[BEGIN]

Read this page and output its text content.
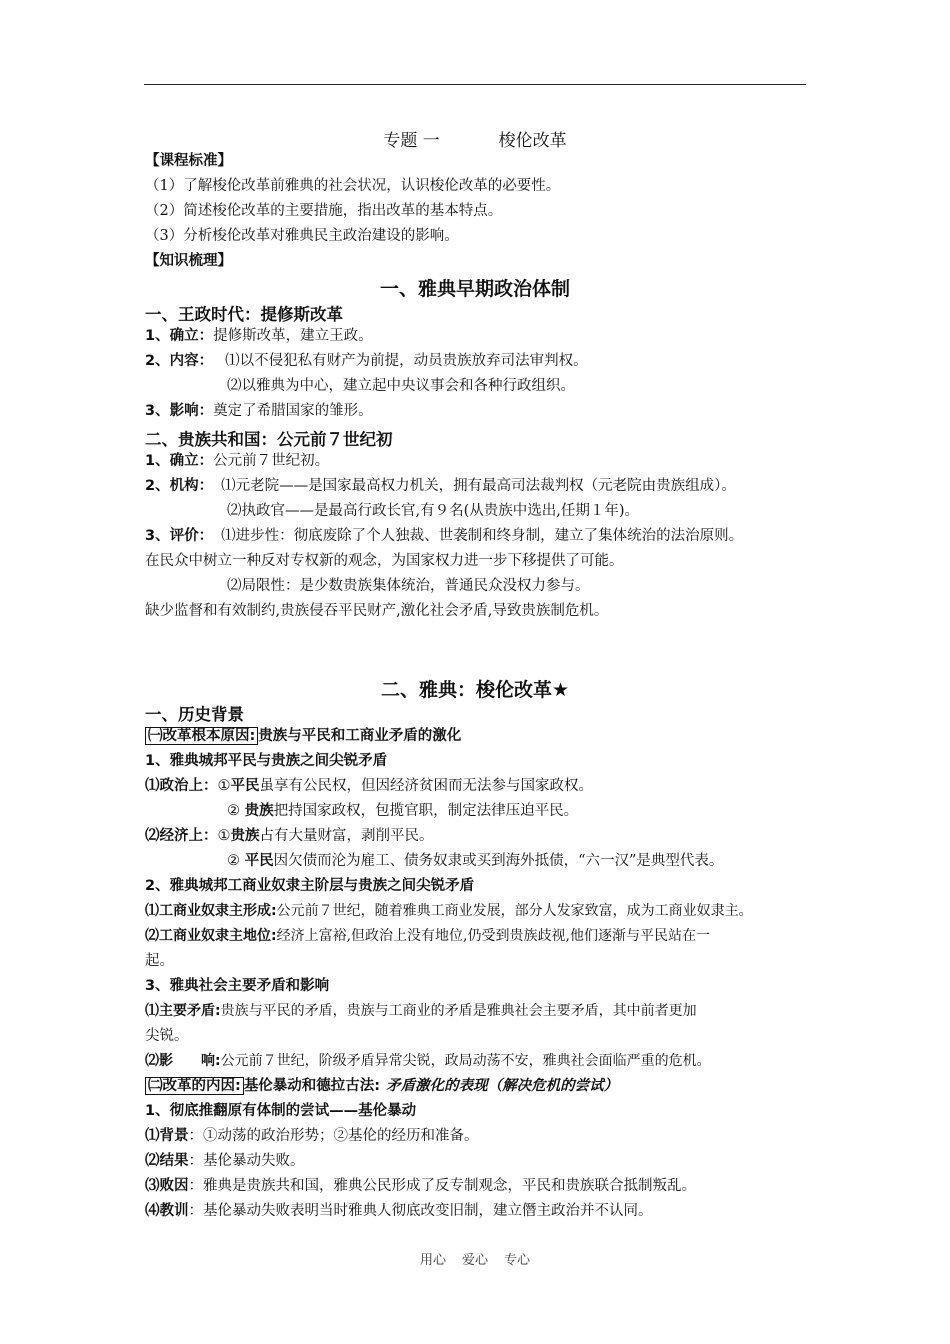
专题 一	梭伦改革
【课程标准】
（1）了解梭伦改革前雅典的社会状况，认识梭伦改革的必要性。
（2）简述梭伦改革的主要措施，指出改革的基本特点。
（3）分析梭伦改革对雅典民主政治建设的影响。
【知识梳理】
一、雅典早期政治体制
一、王政时代：提修斯改革
1、确立：提修斯改革，建立王政。
2、内容： ⑴以不侵犯私有财产为前提，动员贵族放弃司法审判权。
⑵以雅典为中心，建立起中央议事会和各种行政组织。
3、影响：奠定了希腊国家的雏形。
二、贵族共和国：公元前７世纪初
1、确立：公元前７世纪初。
2、机构： ⑴元老院——是国家最高权力机关，拥有最高司法裁判权（元老院由贵族组成）。
⑵执政官——是最高行政长官,有９名(从贵族中选出,任期１年)。
3、评价： ⑴进步性：彻底废除了个人独裁、世袭制和终身制，建立了集体统治的法治原则。
在民众中树立一种反对专权新的观念，为国家权力进一步下移提供了可能。
⑵局限性：是少数贵族集体统治，普通民众没权力参与。
缺少监督和有效制约,贵族侵吞平民财产,激化社会矛盾,导致贵族制危机。
二、雅典：梭伦改革★
一、历史背景
㈠改革根本原因: 贵族与平民和工商业矛盾的激化
1、雅典城邦平民与贵族之间尖锐矛盾
⑴政治上：①平民虽享有公民权，但因经济贫困而无法参与国家政权。
② 贵族把持国家政权，包揽官职，制定法律压迫平民。
⑵经济上：①贵族占有大量财富，剥削平民。
② 平民因欠债而沦为雇工、债务奴隶或买到海外抵债，“六一汉”是典型代表。
2、雅典城邦工商业奴隶主阶层与贵族之间尖锐矛盾
⑴工商业奴隶主形成:公元前７世纪，随着雅典工商业发展，部分人发家致富，成为工商业奴隶主。
⑵工商业奴隶主地位:经济上富裕,但政治上没有地位,仍受到贵族歧视,他们逐渐与平民站在一
起。
3、雅典社会主要矛盾和影响
⑴主要矛盾:贵族与平民的矛盾，贵族与工商业的矛盾是雅典社会主要矛盾，其中前者更加
尖锐。
⑵影　　响:公元前７世纪，阶级矛盾异常尖锐，政局动荡不安，雅典社会面临严重的危机。
㈡改革的内因: 基伦暴动和德拉古法: 矛盾激化的表现（解决危机的尝试）
1、彻底推翻原有体制的尝试——基伦暴动
⑴背景：①动荡的政治形势；②基伦的经历和准备。
⑵结果：基伦暴动失败。
⑶败因：雅典是贵族共和国，雅典公民形成了反专制观念，平民和贵族联合抵制叛乱。
⑷教训：基伦暴动失败表明当时雅典人彻底改变旧制，建立僭主政治并不认同。
用心 爱心 专心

[END]

» **TASK GOAL**: Write out the records above exactly as they appear, leaving out any pictures.

» **COMPLETED TASK**:
Read this page and output its text content.
专题 一	梭伦改革
【课程标准】
（1）了解梭伦改革前雅典的社会状况，认识梭伦改革的必要性。
（2）简述梭伦改革的主要措施，指出改革的基本特点。
（3）分析梭伦改革对雅典民主政治建设的影响。
【知识梳理】
一、雅典早期政治体制
一、王政时代：提修斯改革
1、确立：提修斯改革，建立王政。
2、内容： ⑴以不侵犯私有财产为前提，动员贵族放弃司法审判权。
⑵以雅典为中心，建立起中央议事会和各种行政组织。
3、影响：奠定了希腊国家的雏形。
二、贵族共和国：公元前７世纪初
1、确立：公元前７世纪初。
2、机构： ⑴元老院——是国家最高权力机关，拥有最高司法裁判权（元老院由贵族组成）。
⑵执政官——是最高行政长官,有９名(从贵族中选出,任期１年)。
3、评价： ⑴进步性：彻底废除了个人独裁、世袭制和终身制，建立了集体统治的法治原则。
在民众中树立一种反对专权新的观念，为国家权力进一步下移提供了可能。
⑵局限性：是少数贵族集体统治，普通民众没权力参与。
缺少监督和有效制约,贵族侵吞平民财产,激化社会矛盾,导致贵族制危机。
二、雅典：梭伦改革★
一、历史背景
㈠改革根本原因: 贵族与平民和工商业矛盾的激化
1、雅典城邦平民与贵族之间尖锐矛盾
⑴政治上：①平民虽享有公民权，但因经济贫困而无法参与国家政权。
② 贵族把持国家政权，包揽官职，制定法律压迫平民。
⑵经济上：①贵族占有大量财富，剥削平民。
② 平民因欠债而沦为雇工、债务奴隶或买到海外抵债，“六一汉”是典型代表。
2、雅典城邦工商业奴隶主阶层与贵族之间尖锐矛盾
⑴工商业奴隶主形成:公元前７世纪，随着雅典工商业发展，部分人发家致富，成为工商业奴隶主。
⑵工商业奴隶主地位:经济上富裕,但政治上没有地位,仍受到贵族歧视,他们逐渐与平民站在一
起。
3、雅典社会主要矛盾和影响
⑴主要矛盾:贵族与平民的矛盾，贵族与工商业的矛盾是雅典社会主要矛盾，其中前者更加
尖锐。
⑵影　　响:公元前７世纪，阶级矛盾异常尖锐，政局动荡不安，雅典社会面临严重的危机。
㈡改革的内因: 基伦暴动和德拉古法: 矛盾激化的表现（解决危机的尝试）
1、彻底推翻原有体制的尝试——基伦暴动
⑴背景：①动荡的政治形势；②基伦的经历和准备。
⑵结果：基伦暴动失败。
⑶败因：雅典是贵族共和国，雅典公民形成了反专制观念，平民和贵族联合抵制叛乱。
⑷教训：基伦暴动失败表明当时雅典人彻底改变旧制，建立僭主政治并不认同。
用心 爱心 专心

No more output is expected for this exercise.